• Task to carry out: In the material below, find all lines with the string "Answer" and copy them.

:: Records for this task ::

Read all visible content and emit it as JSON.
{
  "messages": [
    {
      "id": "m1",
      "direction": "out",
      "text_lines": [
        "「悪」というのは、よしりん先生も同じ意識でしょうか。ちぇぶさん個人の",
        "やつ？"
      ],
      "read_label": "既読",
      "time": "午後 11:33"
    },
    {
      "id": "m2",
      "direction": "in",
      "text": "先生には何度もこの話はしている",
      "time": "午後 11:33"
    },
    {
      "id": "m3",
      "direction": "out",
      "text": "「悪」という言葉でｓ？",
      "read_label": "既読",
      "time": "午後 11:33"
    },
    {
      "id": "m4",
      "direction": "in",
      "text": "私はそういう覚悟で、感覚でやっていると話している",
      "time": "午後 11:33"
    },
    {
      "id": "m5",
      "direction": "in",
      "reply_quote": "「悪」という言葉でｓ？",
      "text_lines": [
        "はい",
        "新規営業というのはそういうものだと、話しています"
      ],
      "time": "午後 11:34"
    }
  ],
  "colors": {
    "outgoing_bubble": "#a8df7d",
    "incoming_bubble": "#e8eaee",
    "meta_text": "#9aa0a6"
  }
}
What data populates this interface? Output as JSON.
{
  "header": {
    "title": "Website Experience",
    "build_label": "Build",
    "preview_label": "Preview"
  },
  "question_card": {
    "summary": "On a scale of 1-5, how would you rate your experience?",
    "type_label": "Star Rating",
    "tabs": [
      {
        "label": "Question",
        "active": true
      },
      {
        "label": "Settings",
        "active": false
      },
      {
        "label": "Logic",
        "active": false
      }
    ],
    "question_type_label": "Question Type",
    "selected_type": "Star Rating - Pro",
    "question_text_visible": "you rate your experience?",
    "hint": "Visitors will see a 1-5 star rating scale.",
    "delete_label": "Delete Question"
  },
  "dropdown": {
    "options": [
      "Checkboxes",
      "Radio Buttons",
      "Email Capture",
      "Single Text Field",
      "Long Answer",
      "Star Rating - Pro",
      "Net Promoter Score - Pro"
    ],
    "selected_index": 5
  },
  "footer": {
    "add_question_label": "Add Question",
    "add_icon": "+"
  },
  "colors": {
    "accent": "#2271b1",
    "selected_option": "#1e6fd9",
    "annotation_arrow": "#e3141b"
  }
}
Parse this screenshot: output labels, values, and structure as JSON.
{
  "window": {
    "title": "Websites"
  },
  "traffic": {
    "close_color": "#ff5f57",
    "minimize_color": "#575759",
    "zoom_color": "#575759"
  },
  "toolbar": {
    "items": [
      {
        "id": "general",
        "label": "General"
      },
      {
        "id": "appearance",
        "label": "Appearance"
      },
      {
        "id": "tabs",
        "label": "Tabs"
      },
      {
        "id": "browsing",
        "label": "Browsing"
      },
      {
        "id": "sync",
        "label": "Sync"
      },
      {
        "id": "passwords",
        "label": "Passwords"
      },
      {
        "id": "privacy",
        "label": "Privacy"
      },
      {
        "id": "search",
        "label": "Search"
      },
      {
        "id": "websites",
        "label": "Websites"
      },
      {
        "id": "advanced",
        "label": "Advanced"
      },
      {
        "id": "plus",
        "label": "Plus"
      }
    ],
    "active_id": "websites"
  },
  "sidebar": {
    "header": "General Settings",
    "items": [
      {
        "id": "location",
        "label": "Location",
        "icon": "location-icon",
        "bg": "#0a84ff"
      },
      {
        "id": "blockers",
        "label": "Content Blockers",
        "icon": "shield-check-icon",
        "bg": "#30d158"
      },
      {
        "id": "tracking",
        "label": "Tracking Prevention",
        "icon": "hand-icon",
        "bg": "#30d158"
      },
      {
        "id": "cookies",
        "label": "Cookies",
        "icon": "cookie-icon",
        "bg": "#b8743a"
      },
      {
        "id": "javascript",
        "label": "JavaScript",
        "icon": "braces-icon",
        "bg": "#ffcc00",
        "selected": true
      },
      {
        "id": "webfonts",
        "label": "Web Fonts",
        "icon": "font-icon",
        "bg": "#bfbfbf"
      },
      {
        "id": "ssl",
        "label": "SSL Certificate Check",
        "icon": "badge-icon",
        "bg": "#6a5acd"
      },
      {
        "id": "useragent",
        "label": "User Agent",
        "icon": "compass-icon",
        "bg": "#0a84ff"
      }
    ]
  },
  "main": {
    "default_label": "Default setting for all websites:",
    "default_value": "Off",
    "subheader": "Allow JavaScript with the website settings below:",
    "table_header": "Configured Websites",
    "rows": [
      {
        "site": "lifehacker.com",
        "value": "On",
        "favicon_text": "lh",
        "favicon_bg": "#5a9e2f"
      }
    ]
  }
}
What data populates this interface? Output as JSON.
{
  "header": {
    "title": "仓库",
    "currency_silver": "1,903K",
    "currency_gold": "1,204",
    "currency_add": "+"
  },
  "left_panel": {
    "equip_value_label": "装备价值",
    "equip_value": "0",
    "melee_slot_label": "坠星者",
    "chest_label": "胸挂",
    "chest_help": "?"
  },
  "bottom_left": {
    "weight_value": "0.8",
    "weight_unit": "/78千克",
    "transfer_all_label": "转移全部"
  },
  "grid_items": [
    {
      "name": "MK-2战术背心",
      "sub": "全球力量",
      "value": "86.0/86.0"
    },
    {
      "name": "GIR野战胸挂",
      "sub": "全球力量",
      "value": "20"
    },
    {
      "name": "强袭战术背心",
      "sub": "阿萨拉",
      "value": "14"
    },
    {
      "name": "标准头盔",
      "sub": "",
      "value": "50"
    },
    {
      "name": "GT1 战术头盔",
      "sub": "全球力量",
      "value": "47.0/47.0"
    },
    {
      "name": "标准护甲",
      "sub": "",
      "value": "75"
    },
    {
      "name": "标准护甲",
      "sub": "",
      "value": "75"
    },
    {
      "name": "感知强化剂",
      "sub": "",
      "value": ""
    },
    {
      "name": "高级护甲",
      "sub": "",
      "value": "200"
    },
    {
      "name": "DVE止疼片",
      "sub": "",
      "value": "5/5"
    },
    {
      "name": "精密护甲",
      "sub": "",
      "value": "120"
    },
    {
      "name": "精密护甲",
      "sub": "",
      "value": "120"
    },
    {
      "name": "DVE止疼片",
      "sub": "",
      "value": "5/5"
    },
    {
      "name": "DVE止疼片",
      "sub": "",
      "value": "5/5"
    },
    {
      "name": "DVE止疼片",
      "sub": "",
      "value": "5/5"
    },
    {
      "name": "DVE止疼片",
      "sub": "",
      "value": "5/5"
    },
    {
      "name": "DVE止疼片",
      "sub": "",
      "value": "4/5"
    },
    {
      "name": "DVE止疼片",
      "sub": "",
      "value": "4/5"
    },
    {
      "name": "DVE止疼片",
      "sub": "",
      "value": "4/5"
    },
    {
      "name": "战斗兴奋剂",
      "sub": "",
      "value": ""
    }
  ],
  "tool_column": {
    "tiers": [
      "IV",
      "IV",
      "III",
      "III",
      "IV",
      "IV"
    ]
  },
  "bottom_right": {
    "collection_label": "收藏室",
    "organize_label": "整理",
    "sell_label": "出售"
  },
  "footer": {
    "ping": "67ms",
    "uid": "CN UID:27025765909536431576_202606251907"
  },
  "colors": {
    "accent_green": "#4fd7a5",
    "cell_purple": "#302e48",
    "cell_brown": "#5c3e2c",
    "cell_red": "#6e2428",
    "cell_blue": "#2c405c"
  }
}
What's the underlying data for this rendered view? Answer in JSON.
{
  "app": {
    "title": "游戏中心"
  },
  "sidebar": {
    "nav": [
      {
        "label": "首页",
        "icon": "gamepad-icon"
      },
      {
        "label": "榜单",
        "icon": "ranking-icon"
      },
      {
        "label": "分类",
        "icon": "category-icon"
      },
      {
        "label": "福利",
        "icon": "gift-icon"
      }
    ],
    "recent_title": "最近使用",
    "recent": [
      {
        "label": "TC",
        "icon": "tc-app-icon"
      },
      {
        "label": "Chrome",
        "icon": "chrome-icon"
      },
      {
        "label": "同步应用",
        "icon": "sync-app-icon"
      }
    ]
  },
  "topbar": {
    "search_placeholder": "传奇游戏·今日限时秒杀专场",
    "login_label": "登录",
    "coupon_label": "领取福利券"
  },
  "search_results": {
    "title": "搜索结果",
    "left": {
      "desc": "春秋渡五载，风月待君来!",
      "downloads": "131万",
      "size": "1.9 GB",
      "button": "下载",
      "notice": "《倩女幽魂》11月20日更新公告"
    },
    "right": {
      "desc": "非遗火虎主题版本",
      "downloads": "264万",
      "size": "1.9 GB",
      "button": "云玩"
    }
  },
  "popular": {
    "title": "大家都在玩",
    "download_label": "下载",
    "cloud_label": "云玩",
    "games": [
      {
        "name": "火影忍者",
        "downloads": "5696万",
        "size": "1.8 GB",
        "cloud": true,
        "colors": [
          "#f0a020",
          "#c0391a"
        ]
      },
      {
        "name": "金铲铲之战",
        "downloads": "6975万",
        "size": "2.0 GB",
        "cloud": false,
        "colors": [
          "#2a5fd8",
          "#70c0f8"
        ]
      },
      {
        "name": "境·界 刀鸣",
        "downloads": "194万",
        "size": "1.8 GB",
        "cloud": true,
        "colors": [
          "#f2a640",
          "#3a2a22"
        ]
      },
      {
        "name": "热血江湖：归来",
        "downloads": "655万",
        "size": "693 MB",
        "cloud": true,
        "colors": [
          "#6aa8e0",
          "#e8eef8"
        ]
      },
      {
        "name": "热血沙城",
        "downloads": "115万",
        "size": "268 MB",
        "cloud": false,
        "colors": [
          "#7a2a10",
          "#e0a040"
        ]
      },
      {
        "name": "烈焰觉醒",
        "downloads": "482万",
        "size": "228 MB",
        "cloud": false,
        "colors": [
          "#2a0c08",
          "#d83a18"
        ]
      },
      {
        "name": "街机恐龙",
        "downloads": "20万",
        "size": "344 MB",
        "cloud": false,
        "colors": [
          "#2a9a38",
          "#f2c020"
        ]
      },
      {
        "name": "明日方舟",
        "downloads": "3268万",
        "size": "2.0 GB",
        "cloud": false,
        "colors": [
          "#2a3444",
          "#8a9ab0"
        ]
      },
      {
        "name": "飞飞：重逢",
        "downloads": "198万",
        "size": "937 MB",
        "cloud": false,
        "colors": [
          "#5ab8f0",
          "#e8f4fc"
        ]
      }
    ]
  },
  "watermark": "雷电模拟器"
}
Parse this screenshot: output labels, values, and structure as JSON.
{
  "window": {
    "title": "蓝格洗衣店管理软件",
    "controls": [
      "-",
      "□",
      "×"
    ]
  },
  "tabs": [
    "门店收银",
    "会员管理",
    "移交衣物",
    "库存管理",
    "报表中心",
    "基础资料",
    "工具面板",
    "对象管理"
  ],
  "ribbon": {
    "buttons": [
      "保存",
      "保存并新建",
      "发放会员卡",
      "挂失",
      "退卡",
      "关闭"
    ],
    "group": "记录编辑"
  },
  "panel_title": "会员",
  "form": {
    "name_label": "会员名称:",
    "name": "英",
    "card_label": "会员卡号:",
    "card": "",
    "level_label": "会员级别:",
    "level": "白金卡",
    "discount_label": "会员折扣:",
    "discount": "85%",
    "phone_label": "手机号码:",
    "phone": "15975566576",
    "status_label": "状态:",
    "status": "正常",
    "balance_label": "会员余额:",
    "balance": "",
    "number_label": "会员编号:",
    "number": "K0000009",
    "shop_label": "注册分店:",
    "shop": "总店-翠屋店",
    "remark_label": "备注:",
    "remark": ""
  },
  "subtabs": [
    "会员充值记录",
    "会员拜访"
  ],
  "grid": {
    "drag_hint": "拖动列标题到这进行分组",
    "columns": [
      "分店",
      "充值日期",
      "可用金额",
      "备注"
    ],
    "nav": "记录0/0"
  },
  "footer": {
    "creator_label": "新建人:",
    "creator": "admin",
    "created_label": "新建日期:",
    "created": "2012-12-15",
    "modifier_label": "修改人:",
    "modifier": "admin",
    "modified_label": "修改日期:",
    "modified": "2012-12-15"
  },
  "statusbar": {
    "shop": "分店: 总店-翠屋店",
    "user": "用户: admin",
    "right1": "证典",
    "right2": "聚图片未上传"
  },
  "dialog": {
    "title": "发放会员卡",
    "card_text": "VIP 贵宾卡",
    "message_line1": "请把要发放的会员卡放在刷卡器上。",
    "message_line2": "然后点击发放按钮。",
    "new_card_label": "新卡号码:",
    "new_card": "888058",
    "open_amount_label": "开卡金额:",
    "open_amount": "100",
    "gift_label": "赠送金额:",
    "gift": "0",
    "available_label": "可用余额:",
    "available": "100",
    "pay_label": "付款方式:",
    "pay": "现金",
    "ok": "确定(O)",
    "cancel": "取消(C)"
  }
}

:::

• Solution for this exercise:
      "Long Answer",
What's the underlying data for this rendered view? Answer in JSON.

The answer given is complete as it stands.